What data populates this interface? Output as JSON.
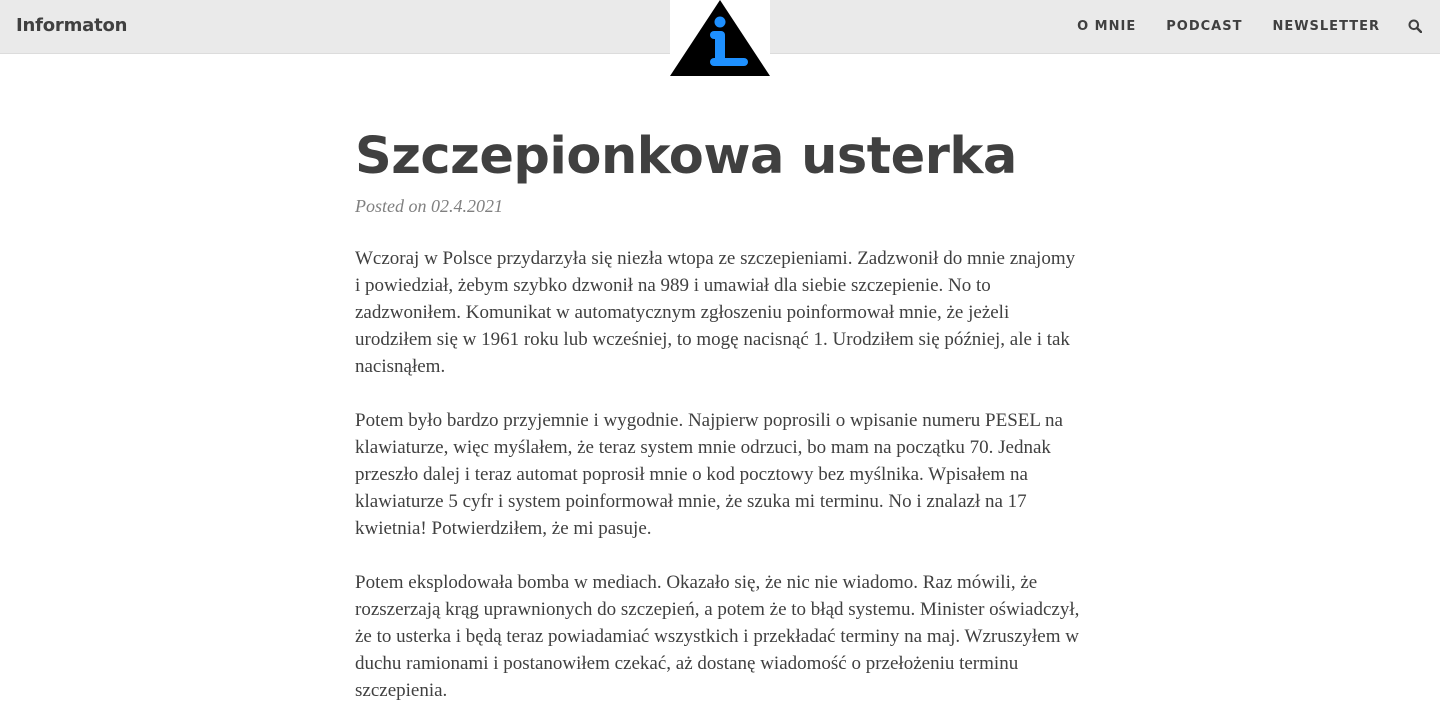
{
  "header": {
    "brand": "Informaton",
    "nav": [
      "O MNIE",
      "PODCAST",
      "NEWSLETTER"
    ],
    "search_icon": "search-icon",
    "logo": {
      "icon": "info-triangle-logo",
      "colors": {
        "triangle": "#000000",
        "letter": "#1e90ff"
      }
    }
  },
  "post": {
    "title": "Szczepionkowa usterka",
    "meta": "Posted on 02.4.2021",
    "paragraphs": [
      "Wczoraj w Polsce przydarzyła się niezła wtopa ze szczepieniami. Zadzwonił do mnie znajomy i powiedział, żebym szybko dzwonił na 989 i umawiał dla siebie szczepienie. No to zadzwoniłem. Komunikat w automatycznym zgłoszeniu poinformował mnie, że jeżeli urodziłem się w 1961 roku lub wcześniej, to mogę nacisnąć 1. Urodziłem się później, ale i tak nacisnąłem.",
      "Potem było bardzo przyjemnie i wygodnie. Najpierw poprosili o wpisanie numeru PESEL na klawiaturze, więc myślałem, że teraz system mnie odrzuci, bo mam na początku 70. Jednak przeszło dalej i teraz automat poprosił mnie o kod pocztowy bez myślnika. Wpisałem na klawiaturze 5 cyfr i system poinformował mnie, że szuka mi terminu. No i znalazł na 17 kwietnia! Potwierdziłem, że mi pasuje.",
      "Potem eksplodowała bomba w mediach. Okazało się, że nic nie wiadomo. Raz mówili, że rozszerzają krąg uprawnionych do szczepień, a potem że to błąd systemu. Minister oświadczył, że to usterka i będą teraz powiadamiać wszystkich i przekładać terminy na maj. Wzruszyłem w duchu ramionami i postanowiłem czekać, aż dostanę wiadomość o przełożeniu terminu szczepienia."
    ]
  }
}
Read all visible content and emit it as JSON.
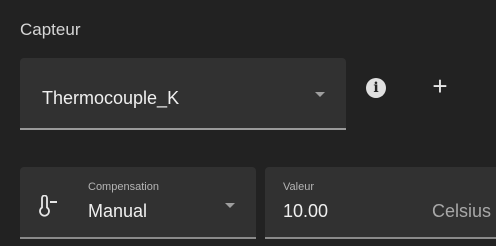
{
  "section": {
    "title": "Capteur"
  },
  "sensor": {
    "value": "Thermocouple_K"
  },
  "actions": {
    "info_icon": "info-circle",
    "add_label": "+"
  },
  "compensation": {
    "label": "Compensation",
    "value": "Manual",
    "icon": "thermometer-minus"
  },
  "value_field": {
    "label": "Valeur",
    "value": "10.00",
    "unit": "Celsius"
  }
}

DIRECTION: Return the material exactly as given, apart from the pictures.

FINISHED ANSWER:
What data populates this interface? Output as JSON.
{
  "header": {
    "brand": "Informaton",
    "nav": [
      "O MNIE",
      "PODCAST",
      "NEWSLETTER"
    ],
    "search_icon": "search-icon",
    "logo": {
      "icon": "info-triangle-logo",
      "colors": {
        "triangle": "#000000",
        "letter": "#1e90ff"
      }
    }
  },
  "post": {
    "title": "Szczepionkowa usterka",
    "meta": "Posted on 02.4.2021",
    "paragraphs": [
      "Wczoraj w Polsce przydarzyła się niezła wtopa ze szczepieniami. Zadzwonił do mnie znajomy i powiedział, żebym szybko dzwonił na 989 i umawiał dla siebie szczepienie. No to zadzwoniłem. Komunikat w automatycznym zgłoszeniu poinformował mnie, że jeżeli urodziłem się w 1961 roku lub wcześniej, to mogę nacisnąć 1. Urodziłem się później, ale i tak nacisnąłem.",
      "Potem było bardzo przyjemnie i wygodnie. Najpierw poprosili o wpisanie numeru PESEL na klawiaturze, więc myślałem, że teraz system mnie odrzuci, bo mam na początku 70. Jednak przeszło dalej i teraz automat poprosił mnie o kod pocztowy bez myślnika. Wpisałem na klawiaturze 5 cyfr i system poinformował mnie, że szuka mi terminu. No i znalazł na 17 kwietnia! Potwierdziłem, że mi pasuje.",
      "Potem eksplodowała bomba w mediach. Okazało się, że nic nie wiadomo. Raz mówili, że rozszerzają krąg uprawnionych do szczepień, a potem że to błąd systemu. Minister oświadczył, że to usterka i będą teraz powiadamiać wszystkich i przekładać terminy na maj. Wzruszyłem w duchu ramionami i postanowiłem czekać, aż dostanę wiadomość o przełożeniu terminu szczepienia."
    ]
  }
}
Read all visible content and emit it as JSON.
{
  "section": {
    "title": "Capteur"
  },
  "sensor": {
    "value": "Thermocouple_K"
  },
  "actions": {
    "info_icon": "info-circle",
    "add_label": "+"
  },
  "compensation": {
    "label": "Compensation",
    "value": "Manual",
    "icon": "thermometer-minus"
  },
  "value_field": {
    "label": "Valeur",
    "value": "10.00",
    "unit": "Celsius"
  }
}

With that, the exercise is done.